What you are asked to do → Find how many lines in the material hold the word "papers", then state that number and nothing more.

= = = =

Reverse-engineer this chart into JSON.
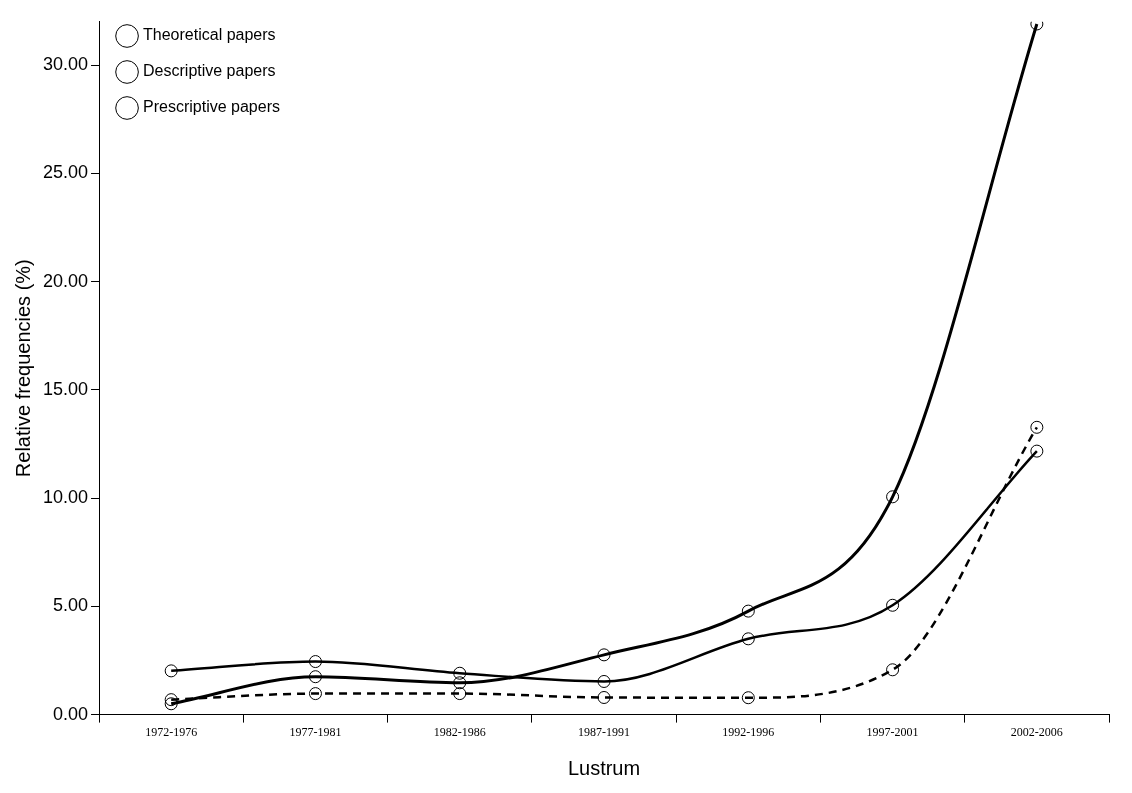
{
  "chart_data": {
    "type": "line",
    "xlabel": "Lustrum",
    "ylabel": "Relative frequencies (%)",
    "categories": [
      "1972-1976",
      "1977-1981",
      "1982-1986",
      "1987-1991",
      "1992-1996",
      "1997-2001",
      "2002-2006"
    ],
    "series": [
      {
        "name": "Theoretical papers",
        "color": "#000000",
        "line_style": "solid",
        "values": [
          2.02,
          2.45,
          1.91,
          1.53,
          3.5,
          5.05,
          12.17
        ]
      },
      {
        "name": "Descriptive papers",
        "color": "#000000",
        "line_style": "dashed",
        "values": [
          0.69,
          0.97,
          0.97,
          0.79,
          0.78,
          2.07,
          13.27
        ]
      },
      {
        "name": "Prescriptive papers",
        "color": "#000000",
        "line_style": "solid",
        "values": [
          0.5,
          1.75,
          1.47,
          2.76,
          4.78,
          10.06,
          31.9
        ]
      }
    ],
    "ylim": [
      0,
      32
    ],
    "yticks": [
      {
        "value": 0,
        "label": "0.00"
      },
      {
        "value": 5,
        "label": "5.00"
      },
      {
        "value": 10,
        "label": "10.00"
      },
      {
        "value": 15,
        "label": "15.00"
      },
      {
        "value": 20,
        "label": "20.00"
      },
      {
        "value": 25,
        "label": "25.00"
      },
      {
        "value": 30,
        "label": "30.00"
      }
    ],
    "grid": false,
    "legend": "top left",
    "marker": "circle"
  }
}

= = = =

Task solution → 3